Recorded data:
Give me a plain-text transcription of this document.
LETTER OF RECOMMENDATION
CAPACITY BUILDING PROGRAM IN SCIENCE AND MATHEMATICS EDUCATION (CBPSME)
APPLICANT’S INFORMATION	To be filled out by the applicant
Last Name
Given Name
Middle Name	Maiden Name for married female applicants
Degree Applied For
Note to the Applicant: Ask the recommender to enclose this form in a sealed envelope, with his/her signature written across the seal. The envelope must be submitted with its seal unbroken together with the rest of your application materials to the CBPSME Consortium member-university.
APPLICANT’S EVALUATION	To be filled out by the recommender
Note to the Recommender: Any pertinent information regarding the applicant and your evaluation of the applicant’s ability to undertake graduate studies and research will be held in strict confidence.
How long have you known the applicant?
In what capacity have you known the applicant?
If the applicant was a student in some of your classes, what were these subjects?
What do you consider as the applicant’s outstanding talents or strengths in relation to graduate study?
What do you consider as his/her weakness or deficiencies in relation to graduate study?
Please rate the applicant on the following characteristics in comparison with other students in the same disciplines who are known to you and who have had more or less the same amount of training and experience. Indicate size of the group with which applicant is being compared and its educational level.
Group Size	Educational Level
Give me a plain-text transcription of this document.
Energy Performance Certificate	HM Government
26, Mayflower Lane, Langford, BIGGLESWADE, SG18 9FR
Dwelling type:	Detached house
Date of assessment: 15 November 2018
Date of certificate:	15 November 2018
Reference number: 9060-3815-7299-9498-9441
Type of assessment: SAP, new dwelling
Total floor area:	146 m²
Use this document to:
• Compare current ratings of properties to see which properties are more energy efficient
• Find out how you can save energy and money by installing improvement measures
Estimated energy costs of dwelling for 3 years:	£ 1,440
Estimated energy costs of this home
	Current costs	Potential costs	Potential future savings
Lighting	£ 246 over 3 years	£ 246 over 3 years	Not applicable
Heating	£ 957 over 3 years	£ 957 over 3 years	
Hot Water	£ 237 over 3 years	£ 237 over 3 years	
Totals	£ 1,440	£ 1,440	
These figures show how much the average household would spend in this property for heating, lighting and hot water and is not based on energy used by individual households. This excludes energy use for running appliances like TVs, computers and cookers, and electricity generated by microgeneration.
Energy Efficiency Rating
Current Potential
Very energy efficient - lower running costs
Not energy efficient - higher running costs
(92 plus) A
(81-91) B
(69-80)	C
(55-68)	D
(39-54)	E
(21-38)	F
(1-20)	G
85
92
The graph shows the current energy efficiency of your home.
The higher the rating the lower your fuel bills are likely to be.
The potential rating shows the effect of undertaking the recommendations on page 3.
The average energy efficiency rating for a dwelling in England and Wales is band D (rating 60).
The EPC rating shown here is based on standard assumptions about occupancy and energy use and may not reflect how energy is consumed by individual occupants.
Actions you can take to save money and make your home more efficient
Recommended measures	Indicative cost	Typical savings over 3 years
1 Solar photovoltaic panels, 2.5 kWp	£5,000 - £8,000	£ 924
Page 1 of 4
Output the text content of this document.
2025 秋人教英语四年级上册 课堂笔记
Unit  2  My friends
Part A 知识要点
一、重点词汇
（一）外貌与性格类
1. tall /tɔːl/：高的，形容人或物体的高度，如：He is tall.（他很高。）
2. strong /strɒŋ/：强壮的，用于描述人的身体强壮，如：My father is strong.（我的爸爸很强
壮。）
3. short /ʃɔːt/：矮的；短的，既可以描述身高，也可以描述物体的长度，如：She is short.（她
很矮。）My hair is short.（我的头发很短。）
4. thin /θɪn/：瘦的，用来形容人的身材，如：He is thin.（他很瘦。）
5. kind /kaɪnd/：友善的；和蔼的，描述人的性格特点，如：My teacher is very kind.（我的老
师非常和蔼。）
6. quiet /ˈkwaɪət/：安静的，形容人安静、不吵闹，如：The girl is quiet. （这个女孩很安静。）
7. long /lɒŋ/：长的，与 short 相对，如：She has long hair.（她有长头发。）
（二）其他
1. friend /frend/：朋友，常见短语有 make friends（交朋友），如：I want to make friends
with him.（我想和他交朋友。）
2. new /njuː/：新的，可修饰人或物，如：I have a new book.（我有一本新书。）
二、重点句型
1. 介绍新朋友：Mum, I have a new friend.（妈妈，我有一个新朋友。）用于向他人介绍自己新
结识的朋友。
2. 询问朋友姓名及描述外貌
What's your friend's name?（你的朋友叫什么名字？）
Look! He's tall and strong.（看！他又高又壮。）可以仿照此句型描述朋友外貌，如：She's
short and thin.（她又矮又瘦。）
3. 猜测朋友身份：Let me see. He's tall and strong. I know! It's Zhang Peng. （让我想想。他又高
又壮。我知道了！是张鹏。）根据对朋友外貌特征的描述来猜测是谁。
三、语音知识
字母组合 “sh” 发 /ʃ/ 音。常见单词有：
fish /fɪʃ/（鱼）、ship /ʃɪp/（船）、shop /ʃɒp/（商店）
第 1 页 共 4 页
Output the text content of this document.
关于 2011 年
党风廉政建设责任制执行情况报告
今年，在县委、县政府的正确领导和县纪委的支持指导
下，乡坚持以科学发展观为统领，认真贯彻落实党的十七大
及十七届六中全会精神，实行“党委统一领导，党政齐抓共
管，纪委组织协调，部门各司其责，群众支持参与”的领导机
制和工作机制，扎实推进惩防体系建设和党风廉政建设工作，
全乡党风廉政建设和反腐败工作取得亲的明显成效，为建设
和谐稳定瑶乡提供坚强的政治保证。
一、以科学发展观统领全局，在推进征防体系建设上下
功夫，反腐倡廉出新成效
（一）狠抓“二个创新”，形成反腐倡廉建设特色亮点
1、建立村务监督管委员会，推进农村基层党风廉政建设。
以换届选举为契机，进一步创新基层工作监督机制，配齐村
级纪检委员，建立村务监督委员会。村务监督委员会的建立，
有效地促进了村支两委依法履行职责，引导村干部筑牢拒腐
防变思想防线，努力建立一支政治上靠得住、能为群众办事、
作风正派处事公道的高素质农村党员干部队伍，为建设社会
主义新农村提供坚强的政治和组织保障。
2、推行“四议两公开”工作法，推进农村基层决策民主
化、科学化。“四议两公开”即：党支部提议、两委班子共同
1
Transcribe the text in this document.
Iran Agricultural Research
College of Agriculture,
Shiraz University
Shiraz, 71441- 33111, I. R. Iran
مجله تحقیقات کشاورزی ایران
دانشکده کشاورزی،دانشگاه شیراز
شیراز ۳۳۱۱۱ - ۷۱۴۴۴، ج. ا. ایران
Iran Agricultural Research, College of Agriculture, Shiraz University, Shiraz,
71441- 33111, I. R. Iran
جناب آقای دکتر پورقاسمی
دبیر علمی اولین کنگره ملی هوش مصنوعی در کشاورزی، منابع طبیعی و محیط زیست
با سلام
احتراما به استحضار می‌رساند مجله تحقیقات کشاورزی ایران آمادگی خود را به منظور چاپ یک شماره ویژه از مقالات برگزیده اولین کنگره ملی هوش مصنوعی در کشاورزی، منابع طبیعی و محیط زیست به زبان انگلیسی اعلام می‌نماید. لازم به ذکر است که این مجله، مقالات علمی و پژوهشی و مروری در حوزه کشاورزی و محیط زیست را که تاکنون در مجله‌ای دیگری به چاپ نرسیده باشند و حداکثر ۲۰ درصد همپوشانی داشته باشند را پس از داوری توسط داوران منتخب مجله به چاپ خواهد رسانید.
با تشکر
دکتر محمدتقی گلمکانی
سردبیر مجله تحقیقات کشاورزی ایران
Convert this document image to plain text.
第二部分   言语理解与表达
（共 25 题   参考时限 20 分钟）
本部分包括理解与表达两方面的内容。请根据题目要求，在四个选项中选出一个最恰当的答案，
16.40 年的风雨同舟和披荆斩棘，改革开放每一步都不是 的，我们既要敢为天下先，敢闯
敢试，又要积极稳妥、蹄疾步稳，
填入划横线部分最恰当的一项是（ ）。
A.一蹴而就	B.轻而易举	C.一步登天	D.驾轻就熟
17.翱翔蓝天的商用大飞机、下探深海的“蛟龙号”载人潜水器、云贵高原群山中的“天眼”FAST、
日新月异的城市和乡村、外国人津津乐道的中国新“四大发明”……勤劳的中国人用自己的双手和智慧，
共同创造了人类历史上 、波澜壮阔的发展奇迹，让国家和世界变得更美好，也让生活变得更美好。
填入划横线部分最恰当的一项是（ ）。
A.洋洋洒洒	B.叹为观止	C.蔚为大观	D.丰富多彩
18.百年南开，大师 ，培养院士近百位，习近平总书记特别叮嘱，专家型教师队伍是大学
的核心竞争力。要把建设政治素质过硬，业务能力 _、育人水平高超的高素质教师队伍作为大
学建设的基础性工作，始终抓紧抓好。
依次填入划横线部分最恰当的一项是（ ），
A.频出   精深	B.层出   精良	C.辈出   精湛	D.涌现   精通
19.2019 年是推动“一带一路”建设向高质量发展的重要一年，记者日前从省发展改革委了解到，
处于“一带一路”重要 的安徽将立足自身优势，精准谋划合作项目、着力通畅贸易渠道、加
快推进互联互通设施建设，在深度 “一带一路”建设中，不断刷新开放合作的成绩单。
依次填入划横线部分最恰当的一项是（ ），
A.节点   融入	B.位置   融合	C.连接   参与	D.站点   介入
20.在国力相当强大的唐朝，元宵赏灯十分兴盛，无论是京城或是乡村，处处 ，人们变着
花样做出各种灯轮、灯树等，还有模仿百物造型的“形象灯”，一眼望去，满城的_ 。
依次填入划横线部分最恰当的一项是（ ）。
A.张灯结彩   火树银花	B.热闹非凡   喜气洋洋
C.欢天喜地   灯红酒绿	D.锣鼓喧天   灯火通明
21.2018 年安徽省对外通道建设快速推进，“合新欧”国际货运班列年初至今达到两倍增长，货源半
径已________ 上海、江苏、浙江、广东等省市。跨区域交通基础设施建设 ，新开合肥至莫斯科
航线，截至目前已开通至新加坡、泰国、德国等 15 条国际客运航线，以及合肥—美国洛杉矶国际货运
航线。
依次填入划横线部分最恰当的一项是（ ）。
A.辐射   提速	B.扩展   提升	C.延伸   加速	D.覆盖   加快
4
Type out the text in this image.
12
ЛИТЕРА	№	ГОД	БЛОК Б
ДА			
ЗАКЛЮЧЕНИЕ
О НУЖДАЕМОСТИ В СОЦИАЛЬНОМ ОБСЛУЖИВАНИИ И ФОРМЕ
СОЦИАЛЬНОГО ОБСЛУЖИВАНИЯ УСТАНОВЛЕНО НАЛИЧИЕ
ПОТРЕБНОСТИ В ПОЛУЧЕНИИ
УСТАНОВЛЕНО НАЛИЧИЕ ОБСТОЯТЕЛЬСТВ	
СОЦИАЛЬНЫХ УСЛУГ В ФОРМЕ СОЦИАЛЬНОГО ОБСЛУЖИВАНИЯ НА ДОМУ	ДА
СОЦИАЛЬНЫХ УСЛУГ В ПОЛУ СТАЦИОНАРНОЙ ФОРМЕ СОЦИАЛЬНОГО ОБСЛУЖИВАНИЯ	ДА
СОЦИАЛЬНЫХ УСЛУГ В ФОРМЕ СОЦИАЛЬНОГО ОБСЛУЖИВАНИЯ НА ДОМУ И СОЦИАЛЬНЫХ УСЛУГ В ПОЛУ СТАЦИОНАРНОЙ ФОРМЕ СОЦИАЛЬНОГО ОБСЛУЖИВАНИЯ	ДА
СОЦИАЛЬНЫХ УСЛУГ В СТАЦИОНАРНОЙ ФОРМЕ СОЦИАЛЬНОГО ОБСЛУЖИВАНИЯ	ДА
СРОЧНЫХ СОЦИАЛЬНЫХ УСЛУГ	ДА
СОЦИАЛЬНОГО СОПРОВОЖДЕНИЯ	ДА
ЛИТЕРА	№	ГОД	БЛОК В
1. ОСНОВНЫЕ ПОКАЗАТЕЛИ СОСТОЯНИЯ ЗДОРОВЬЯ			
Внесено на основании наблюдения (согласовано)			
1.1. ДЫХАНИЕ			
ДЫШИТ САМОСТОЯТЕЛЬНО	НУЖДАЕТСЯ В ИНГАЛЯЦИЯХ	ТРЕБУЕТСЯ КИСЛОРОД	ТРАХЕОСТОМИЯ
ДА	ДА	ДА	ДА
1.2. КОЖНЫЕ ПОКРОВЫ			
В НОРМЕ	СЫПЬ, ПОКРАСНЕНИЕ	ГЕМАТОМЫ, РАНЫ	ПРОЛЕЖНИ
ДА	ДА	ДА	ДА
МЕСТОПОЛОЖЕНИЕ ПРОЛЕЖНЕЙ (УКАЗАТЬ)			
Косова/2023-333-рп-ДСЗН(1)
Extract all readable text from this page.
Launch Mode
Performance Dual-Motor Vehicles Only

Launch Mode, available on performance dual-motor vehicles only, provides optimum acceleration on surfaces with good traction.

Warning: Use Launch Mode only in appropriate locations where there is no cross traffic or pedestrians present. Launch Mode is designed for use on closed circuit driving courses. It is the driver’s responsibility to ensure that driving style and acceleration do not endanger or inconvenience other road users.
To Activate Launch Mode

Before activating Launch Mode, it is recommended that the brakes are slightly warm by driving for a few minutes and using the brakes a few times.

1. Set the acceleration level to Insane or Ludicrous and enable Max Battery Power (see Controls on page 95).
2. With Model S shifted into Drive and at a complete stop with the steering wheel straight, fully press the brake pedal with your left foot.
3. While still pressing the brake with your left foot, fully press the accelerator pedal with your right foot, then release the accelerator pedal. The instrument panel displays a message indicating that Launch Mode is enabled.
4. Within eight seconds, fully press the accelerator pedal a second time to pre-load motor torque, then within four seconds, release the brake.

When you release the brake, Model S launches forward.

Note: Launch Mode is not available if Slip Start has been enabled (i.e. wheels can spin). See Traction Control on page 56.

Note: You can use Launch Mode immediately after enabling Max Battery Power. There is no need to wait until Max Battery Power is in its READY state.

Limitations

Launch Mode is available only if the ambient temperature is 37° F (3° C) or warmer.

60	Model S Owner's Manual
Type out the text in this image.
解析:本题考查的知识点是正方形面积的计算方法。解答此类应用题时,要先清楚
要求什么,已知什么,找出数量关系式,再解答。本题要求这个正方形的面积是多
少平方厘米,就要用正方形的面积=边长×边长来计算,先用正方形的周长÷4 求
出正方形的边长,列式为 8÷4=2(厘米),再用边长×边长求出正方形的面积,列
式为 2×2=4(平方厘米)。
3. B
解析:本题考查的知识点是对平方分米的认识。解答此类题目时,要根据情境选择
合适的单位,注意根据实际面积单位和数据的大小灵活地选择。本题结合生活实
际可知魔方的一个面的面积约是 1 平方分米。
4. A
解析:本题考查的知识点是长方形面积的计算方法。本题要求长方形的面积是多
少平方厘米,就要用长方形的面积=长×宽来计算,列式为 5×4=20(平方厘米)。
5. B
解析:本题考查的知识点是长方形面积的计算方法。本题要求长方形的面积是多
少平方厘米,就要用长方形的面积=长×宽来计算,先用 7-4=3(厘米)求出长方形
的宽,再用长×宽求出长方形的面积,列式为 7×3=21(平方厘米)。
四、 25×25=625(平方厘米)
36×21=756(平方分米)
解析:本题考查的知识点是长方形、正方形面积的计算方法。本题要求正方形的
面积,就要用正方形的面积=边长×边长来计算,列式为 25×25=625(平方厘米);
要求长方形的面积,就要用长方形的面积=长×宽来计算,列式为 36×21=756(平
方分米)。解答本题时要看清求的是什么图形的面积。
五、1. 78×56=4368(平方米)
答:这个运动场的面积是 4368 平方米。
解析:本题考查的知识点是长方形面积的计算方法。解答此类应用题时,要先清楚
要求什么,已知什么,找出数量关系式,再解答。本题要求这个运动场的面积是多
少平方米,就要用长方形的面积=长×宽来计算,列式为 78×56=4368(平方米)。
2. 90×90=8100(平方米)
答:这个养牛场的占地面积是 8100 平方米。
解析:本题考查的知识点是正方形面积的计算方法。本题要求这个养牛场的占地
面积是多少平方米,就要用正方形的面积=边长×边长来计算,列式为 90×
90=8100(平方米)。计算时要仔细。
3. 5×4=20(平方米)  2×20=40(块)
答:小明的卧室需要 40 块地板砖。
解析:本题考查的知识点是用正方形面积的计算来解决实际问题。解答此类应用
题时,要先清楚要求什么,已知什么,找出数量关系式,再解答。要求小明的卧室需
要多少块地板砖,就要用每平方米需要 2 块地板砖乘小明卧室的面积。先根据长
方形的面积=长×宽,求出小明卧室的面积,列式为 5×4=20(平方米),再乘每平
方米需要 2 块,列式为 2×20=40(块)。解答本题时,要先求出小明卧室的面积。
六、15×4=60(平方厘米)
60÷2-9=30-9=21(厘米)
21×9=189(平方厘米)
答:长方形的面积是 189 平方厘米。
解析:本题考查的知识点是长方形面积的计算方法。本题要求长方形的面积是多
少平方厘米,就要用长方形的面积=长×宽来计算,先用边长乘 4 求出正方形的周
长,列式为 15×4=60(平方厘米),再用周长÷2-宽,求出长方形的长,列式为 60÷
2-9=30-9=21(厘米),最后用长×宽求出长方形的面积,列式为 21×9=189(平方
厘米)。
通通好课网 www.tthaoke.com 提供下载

▶ Short exercise
List the lines of the records where "friends" occurs.

▶ Exercise result
Unit  2  My friends
1. friend /frend/：朋友，常见短语有 make friends（交朋友），如：I want to make friends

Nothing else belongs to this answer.